_Exercise brief_
Using the entries below, output exactly the line containing "OCR this image." and all lines that follow it to the end.

_Data_
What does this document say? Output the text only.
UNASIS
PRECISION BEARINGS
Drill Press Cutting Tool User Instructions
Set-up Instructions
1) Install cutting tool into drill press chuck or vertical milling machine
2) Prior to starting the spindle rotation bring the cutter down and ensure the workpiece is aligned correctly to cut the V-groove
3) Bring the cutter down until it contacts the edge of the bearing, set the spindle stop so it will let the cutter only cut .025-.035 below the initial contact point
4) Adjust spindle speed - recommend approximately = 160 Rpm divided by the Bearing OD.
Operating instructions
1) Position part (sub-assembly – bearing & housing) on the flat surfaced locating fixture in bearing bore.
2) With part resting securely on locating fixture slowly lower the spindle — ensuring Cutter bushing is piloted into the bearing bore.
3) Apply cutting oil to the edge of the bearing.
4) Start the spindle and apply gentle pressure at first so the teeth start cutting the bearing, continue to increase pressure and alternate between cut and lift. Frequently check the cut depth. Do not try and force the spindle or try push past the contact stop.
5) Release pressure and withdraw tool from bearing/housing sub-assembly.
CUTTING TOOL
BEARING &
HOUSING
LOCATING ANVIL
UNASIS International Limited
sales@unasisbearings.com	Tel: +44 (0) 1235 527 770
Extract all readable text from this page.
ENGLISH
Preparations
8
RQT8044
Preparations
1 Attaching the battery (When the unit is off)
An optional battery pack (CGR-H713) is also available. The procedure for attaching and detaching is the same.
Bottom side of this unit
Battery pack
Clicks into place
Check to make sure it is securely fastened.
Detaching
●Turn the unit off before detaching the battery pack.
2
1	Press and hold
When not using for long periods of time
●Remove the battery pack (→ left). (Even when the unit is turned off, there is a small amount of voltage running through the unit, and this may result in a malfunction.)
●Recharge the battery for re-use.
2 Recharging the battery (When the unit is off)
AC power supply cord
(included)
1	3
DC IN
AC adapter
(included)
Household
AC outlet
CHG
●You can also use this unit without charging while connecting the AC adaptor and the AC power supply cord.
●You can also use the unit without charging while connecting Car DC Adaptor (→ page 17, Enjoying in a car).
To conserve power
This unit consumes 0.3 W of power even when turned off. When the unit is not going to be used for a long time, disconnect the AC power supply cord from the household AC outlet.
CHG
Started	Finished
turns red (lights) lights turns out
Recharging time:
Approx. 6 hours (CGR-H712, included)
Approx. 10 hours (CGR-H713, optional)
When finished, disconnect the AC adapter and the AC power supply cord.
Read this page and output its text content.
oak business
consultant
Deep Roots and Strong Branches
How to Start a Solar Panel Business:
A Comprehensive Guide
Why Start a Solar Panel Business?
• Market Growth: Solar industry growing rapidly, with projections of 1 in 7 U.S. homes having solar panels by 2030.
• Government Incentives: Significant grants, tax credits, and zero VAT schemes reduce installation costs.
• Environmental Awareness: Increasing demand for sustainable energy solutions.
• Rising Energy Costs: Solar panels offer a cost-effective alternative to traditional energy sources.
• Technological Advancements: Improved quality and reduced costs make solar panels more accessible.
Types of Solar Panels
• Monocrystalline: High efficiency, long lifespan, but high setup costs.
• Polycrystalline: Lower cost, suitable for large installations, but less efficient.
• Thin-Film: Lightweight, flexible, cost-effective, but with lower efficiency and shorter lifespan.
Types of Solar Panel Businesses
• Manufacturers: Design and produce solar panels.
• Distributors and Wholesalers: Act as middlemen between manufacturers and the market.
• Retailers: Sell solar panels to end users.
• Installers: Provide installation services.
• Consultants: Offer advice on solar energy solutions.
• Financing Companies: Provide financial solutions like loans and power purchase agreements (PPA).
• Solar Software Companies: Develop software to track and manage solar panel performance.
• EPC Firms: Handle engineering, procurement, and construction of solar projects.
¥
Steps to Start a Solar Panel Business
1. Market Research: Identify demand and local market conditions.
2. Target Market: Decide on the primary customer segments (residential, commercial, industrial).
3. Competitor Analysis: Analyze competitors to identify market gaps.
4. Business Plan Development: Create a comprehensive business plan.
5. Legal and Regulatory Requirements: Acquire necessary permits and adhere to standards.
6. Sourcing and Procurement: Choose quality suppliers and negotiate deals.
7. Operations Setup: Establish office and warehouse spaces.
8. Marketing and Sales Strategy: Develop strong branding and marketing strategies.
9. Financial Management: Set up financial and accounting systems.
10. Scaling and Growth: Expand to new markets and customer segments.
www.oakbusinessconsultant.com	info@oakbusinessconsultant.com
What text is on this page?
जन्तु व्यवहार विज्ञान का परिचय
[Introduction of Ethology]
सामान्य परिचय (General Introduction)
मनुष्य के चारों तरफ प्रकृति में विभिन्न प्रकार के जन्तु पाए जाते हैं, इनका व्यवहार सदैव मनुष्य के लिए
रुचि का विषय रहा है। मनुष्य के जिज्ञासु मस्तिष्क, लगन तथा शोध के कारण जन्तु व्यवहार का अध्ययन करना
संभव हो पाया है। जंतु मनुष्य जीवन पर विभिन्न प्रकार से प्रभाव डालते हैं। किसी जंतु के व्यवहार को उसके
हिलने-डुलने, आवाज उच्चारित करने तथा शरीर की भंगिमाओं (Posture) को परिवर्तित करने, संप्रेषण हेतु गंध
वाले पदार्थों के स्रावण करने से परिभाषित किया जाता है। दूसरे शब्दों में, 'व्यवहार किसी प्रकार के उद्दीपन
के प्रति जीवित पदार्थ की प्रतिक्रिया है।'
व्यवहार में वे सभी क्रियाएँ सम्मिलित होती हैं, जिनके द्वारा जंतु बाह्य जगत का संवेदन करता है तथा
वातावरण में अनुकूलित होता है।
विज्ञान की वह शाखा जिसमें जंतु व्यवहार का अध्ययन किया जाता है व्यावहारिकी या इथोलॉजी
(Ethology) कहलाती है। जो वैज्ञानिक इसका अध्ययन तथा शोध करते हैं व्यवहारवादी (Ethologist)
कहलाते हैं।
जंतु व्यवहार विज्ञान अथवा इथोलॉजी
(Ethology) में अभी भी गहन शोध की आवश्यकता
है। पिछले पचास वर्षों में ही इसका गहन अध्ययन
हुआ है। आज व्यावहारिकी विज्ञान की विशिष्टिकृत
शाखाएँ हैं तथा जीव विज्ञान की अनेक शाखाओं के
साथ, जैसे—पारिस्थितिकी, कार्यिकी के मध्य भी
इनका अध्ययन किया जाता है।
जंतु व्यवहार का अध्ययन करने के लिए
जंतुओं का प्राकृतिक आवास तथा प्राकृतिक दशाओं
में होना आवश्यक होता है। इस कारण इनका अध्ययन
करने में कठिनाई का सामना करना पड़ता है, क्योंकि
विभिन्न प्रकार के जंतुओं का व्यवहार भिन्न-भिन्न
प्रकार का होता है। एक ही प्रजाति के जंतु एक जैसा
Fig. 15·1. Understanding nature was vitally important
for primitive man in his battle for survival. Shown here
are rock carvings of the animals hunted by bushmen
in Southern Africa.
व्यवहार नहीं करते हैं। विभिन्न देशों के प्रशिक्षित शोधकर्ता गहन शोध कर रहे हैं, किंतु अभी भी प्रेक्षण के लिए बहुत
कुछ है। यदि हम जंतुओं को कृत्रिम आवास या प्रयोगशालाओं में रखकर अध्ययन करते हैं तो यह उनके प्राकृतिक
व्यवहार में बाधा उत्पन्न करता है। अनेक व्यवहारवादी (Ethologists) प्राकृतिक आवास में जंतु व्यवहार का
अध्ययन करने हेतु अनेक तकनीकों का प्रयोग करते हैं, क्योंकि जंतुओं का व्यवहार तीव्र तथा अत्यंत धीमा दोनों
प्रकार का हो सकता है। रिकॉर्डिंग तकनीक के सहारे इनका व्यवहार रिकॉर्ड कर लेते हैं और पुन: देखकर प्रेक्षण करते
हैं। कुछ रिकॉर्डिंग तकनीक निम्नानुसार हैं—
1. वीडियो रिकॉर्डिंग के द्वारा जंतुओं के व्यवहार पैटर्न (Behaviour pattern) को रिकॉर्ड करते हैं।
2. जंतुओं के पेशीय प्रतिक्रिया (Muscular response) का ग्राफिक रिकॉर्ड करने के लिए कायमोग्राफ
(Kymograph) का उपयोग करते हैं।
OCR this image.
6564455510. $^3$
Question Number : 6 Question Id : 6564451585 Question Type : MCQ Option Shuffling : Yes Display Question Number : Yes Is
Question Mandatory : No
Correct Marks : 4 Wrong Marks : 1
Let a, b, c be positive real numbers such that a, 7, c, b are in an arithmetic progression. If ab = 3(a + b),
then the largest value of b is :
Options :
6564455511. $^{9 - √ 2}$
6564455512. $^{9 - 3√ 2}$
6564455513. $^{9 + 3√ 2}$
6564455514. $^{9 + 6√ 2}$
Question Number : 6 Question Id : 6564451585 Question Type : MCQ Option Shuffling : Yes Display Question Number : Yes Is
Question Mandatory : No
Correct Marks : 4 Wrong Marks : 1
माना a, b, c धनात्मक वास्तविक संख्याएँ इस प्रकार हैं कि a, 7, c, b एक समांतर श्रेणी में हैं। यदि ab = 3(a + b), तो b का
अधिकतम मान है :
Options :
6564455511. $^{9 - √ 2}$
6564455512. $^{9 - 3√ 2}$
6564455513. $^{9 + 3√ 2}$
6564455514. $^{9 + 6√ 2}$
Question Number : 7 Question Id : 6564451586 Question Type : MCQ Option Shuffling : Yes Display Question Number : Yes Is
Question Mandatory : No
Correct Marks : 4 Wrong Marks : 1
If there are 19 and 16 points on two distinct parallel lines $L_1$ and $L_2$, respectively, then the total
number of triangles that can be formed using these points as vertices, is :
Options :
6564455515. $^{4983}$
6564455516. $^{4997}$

_Output for this exercise_
OCR this image.
6564455510. $^3$
Question Number : 6 Question Id : 6564451585 Question Type : MCQ Option Shuffling : Yes Display Question Number : Yes Is
Question Mandatory : No
Correct Marks : 4 Wrong Marks : 1
Let a, b, c be positive real numbers such that a, 7, c, b are in an arithmetic progression. If ab = 3(a + b),
then the largest value of b is :
Options :
6564455511. $^{9 - √ 2}$
6564455512. $^{9 - 3√ 2}$
6564455513. $^{9 + 3√ 2}$
6564455514. $^{9 + 6√ 2}$
Question Number : 6 Question Id : 6564451585 Question Type : MCQ Option Shuffling : Yes Display Question Number : Yes Is
Question Mandatory : No
Correct Marks : 4 Wrong Marks : 1
माना a, b, c धनात्मक वास्तविक संख्याएँ इस प्रकार हैं कि a, 7, c, b एक समांतर श्रेणी में हैं। यदि ab = 3(a + b), तो b का
अधिकतम मान है :
Options :
6564455511. $^{9 - √ 2}$
6564455512. $^{9 - 3√ 2}$
6564455513. $^{9 + 3√ 2}$
6564455514. $^{9 + 6√ 2}$
Question Number : 7 Question Id : 6564451586 Question Type : MCQ Option Shuffling : Yes Display Question Number : Yes Is
Question Mandatory : No
Correct Marks : 4 Wrong Marks : 1
If there are 19 and 16 points on two distinct parallel lines $L_1$ and $L_2$, respectively, then the total
number of triangles that can be formed using these points as vertices, is :
Options :
6564455515. $^{4983}$
6564455516. $^{4997}$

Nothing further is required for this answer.